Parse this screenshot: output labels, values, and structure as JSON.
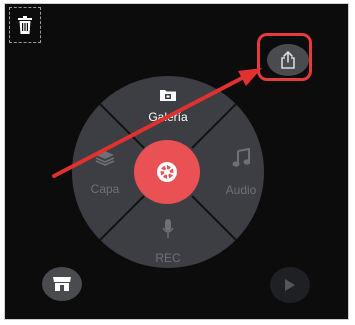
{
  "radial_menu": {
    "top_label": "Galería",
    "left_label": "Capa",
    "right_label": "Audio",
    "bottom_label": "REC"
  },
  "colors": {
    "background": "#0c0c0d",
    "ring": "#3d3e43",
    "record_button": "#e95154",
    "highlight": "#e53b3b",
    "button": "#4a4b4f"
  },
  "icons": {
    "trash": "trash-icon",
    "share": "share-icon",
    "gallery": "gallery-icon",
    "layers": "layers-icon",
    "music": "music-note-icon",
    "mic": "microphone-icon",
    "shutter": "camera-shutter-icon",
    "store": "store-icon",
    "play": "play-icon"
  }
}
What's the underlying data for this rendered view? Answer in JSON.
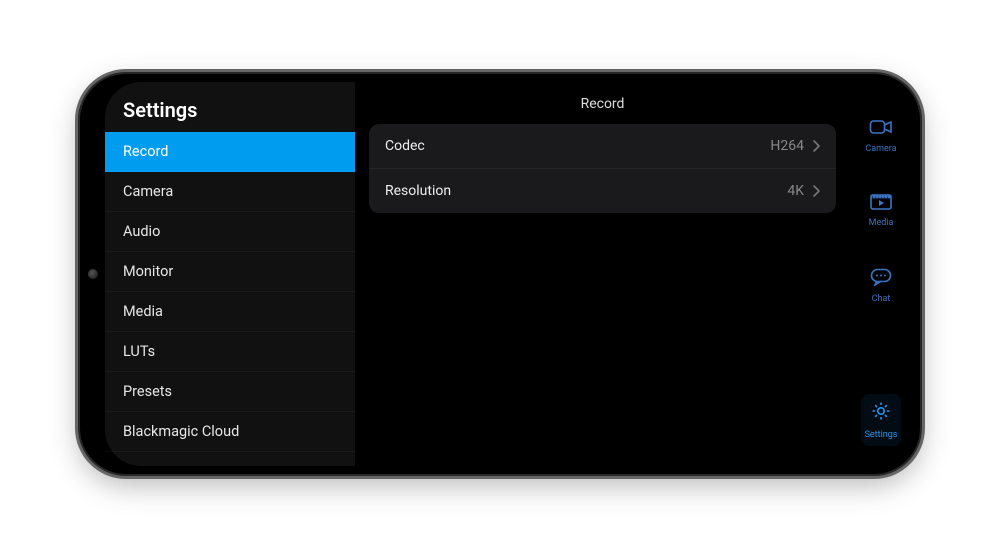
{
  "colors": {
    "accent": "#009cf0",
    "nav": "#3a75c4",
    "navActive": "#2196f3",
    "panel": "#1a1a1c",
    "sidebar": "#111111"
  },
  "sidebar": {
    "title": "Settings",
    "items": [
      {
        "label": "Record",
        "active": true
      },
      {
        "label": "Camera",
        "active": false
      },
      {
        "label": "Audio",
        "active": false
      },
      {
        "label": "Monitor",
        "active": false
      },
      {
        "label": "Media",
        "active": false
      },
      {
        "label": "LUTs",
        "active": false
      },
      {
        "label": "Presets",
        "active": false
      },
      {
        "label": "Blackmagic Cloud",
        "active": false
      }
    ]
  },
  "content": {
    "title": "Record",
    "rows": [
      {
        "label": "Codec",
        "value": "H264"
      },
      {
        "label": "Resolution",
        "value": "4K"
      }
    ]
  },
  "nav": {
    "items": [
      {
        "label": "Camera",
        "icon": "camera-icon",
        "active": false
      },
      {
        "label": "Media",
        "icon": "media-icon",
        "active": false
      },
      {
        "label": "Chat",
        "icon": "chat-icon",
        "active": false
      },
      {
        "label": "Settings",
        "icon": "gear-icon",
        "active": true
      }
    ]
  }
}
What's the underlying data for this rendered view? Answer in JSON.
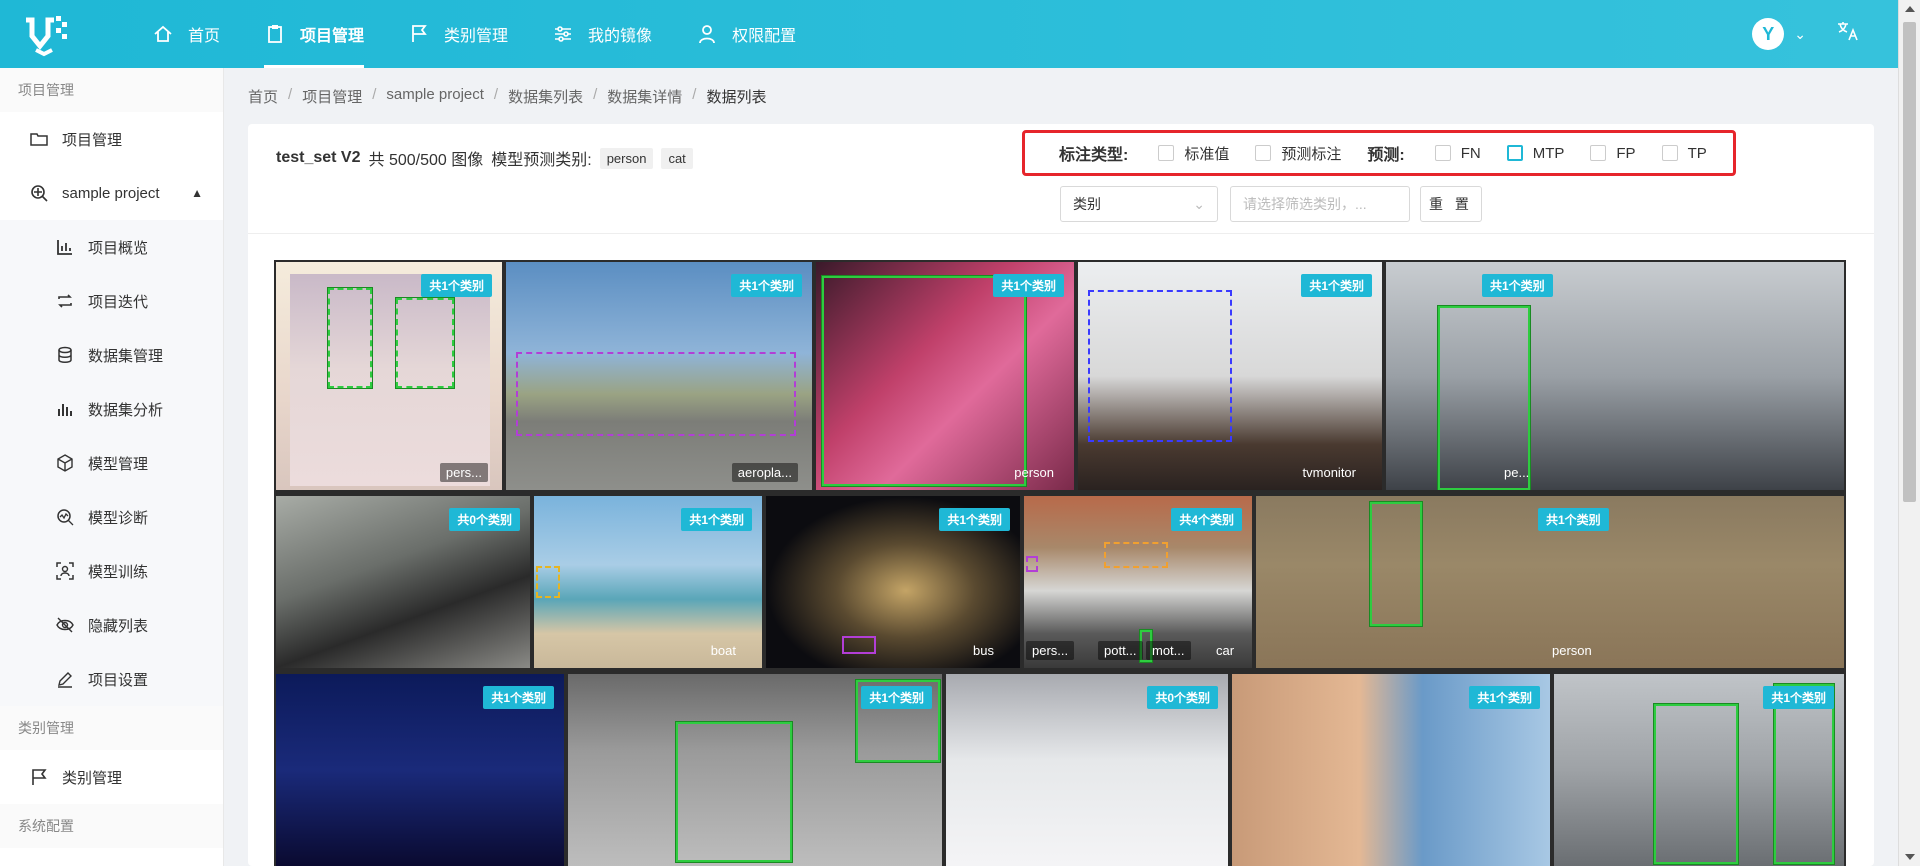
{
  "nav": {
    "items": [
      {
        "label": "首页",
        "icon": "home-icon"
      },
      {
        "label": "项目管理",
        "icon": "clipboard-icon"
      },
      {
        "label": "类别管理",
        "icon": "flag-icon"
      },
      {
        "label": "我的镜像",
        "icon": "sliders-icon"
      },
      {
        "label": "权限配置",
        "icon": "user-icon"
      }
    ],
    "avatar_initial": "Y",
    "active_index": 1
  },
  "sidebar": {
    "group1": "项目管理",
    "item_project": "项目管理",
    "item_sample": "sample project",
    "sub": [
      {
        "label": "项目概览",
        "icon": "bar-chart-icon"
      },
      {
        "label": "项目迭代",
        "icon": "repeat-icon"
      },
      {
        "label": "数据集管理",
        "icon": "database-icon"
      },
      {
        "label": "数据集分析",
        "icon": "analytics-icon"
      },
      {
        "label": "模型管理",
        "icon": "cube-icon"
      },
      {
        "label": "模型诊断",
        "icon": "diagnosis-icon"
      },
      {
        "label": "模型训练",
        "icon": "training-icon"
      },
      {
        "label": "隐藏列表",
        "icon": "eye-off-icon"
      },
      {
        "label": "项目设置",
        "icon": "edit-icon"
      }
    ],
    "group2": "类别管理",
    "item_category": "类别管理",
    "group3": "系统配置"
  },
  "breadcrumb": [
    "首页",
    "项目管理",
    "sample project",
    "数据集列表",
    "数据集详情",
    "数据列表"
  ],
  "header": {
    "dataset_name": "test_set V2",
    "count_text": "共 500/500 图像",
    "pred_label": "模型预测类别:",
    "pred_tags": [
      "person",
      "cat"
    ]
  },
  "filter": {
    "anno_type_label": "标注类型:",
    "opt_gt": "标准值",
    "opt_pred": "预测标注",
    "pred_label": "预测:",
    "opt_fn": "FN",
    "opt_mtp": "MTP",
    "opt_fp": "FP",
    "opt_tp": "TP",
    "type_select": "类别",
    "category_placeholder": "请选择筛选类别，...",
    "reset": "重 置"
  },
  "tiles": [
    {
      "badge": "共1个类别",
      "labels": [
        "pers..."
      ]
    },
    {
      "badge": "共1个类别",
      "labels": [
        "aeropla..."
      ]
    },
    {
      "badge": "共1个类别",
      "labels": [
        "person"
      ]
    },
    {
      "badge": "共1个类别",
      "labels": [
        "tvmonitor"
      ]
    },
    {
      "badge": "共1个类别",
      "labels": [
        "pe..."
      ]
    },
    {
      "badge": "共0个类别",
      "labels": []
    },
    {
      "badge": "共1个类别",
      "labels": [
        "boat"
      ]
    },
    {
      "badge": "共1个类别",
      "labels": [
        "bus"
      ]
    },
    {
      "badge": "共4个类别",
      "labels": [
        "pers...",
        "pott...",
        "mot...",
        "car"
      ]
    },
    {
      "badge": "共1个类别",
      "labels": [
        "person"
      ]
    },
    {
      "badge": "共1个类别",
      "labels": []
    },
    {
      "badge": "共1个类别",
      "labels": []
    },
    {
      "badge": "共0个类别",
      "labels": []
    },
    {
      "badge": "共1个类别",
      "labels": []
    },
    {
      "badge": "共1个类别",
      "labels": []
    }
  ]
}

—————

Exercise instructions =
Identify and copy the lines holding the word "类别管理".

Exercise answer =
        "label": "类别管理",
    "group2": "类别管理",
    "item_category": "类别管理",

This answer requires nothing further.